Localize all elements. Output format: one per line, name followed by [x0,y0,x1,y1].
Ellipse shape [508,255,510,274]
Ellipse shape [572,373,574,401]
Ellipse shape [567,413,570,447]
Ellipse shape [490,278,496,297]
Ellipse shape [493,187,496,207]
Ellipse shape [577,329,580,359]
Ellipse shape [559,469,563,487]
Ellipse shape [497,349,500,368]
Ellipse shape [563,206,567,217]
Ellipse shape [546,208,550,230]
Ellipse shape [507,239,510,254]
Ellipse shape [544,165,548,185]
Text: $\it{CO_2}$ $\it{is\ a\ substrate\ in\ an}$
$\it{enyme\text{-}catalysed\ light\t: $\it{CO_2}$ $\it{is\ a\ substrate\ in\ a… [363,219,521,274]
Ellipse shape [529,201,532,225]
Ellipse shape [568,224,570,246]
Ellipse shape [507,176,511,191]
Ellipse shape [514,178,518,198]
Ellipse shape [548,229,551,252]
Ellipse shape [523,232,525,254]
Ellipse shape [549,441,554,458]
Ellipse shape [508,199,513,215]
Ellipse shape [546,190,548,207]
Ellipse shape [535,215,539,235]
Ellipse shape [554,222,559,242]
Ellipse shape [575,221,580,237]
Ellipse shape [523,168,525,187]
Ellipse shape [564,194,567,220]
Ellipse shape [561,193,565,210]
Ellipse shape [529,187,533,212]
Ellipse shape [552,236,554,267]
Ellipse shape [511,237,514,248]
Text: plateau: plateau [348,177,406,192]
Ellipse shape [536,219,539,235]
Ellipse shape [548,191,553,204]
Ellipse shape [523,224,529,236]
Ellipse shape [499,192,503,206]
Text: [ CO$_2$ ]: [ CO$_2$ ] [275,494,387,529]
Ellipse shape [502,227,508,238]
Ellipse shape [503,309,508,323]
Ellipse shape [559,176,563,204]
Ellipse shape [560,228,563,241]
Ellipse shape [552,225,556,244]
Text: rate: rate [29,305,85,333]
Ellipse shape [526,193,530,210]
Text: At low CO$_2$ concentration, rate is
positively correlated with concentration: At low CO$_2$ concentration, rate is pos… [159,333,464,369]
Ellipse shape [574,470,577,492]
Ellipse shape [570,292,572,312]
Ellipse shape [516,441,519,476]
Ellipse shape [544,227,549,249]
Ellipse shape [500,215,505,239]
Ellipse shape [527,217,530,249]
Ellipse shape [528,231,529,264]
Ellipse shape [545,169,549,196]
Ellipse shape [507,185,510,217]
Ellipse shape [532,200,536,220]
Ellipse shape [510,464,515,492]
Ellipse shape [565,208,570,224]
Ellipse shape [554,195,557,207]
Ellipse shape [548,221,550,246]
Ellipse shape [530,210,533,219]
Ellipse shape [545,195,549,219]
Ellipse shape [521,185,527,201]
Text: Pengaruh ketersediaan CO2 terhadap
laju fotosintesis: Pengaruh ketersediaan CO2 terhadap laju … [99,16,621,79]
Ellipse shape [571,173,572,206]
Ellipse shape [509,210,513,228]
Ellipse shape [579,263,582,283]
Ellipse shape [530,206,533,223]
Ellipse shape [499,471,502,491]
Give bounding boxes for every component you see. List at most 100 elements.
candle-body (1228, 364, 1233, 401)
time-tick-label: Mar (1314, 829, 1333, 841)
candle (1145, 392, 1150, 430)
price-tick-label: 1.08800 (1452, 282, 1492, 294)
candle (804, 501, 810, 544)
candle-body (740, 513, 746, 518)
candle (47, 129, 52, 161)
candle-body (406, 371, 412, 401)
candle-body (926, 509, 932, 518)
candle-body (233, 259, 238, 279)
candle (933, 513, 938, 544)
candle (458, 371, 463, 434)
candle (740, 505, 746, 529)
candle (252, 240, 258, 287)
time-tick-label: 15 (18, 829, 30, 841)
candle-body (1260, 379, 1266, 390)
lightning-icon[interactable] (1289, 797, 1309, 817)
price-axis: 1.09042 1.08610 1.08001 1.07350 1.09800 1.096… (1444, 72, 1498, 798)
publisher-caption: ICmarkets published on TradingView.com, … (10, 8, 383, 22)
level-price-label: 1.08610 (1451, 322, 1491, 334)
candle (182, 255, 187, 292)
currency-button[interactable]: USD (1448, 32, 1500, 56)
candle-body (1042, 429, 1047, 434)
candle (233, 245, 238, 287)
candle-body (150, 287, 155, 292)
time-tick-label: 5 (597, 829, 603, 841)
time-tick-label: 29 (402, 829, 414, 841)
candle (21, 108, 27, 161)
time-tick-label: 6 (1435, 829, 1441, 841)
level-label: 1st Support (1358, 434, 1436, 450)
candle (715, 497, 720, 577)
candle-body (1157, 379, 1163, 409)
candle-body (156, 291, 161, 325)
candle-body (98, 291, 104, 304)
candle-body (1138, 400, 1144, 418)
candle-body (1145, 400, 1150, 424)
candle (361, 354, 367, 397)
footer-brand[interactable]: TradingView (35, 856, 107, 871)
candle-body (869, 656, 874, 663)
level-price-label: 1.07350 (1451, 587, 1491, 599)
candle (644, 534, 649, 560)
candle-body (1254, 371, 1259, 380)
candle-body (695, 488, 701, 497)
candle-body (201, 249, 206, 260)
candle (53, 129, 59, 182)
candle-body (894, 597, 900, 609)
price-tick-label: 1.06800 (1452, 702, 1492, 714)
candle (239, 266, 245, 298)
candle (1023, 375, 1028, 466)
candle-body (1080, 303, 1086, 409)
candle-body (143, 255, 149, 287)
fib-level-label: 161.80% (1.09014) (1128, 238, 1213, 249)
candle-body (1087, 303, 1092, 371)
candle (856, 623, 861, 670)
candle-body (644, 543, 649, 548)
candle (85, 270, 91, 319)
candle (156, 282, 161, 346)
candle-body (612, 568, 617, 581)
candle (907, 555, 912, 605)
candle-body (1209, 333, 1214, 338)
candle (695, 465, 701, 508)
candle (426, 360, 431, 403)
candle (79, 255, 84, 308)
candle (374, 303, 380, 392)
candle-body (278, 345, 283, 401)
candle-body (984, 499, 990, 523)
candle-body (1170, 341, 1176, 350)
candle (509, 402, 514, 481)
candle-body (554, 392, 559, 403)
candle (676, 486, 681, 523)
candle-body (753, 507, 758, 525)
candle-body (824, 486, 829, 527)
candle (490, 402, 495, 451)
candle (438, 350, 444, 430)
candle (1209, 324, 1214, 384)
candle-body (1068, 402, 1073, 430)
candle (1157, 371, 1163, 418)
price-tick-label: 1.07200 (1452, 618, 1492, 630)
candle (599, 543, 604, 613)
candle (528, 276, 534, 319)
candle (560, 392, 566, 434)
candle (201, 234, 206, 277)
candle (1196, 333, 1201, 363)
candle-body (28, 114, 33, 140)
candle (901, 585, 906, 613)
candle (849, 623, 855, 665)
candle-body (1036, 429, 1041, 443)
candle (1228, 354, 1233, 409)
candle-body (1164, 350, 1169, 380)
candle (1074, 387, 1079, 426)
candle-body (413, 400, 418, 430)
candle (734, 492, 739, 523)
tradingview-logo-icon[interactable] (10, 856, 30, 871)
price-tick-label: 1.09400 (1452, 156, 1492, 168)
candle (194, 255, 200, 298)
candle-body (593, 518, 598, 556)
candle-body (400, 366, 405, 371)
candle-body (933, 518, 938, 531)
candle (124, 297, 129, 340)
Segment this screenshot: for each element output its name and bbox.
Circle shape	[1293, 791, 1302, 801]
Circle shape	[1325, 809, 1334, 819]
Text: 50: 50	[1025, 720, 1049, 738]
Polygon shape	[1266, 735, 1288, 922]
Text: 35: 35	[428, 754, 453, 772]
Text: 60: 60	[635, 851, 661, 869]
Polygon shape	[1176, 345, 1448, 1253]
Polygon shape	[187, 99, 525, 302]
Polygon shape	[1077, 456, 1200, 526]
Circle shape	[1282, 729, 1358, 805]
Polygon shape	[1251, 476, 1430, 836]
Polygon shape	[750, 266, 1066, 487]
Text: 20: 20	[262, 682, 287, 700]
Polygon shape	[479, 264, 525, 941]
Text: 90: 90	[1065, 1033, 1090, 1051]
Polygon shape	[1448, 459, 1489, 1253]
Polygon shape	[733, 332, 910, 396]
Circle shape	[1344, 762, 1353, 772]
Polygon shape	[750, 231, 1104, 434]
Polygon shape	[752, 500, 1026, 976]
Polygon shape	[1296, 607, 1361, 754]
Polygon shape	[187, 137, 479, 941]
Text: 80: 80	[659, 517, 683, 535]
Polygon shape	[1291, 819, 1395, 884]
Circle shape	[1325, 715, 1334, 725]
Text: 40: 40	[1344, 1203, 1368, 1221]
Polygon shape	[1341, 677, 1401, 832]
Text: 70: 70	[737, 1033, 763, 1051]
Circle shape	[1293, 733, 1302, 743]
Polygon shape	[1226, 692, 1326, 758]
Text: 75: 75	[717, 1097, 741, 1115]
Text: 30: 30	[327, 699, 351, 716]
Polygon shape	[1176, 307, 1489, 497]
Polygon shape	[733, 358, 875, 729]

▶ **Aim of the task**
Reproduce the records verbatim, starting at their first line and ending with the line that contains "Text: plateau: plateau [348,177,406,192]", with both of those lines included.

▶ **Task result**
Localize all elements. Output format: one per line, name followed by [x0,y0,x1,y1].
Ellipse shape [508,255,510,274]
Ellipse shape [572,373,574,401]
Ellipse shape [567,413,570,447]
Ellipse shape [490,278,496,297]
Ellipse shape [493,187,496,207]
Ellipse shape [577,329,580,359]
Ellipse shape [559,469,563,487]
Ellipse shape [497,349,500,368]
Ellipse shape [563,206,567,217]
Ellipse shape [546,208,550,230]
Ellipse shape [507,239,510,254]
Ellipse shape [544,165,548,185]
Text: $\it{CO_2}$ $\it{is\ a\ substrate\ in\ an}$
$\it{enyme\text{-}catalysed\ light\t: $\it{CO_2}$ $\it{is\ a\ substrate\ in\ a… [363,219,521,274]
Ellipse shape [529,201,532,225]
Ellipse shape [568,224,570,246]
Ellipse shape [507,176,511,191]
Ellipse shape [514,178,518,198]
Ellipse shape [548,229,551,252]
Ellipse shape [523,232,525,254]
Ellipse shape [549,441,554,458]
Ellipse shape [508,199,513,215]
Ellipse shape [546,190,548,207]
Ellipse shape [535,215,539,235]
Ellipse shape [554,222,559,242]
Ellipse shape [575,221,580,237]
Ellipse shape [523,168,525,187]
Ellipse shape [564,194,567,220]
Ellipse shape [561,193,565,210]
Ellipse shape [529,187,533,212]
Ellipse shape [552,236,554,267]
Ellipse shape [511,237,514,248]
Text: plateau: plateau [348,177,406,192]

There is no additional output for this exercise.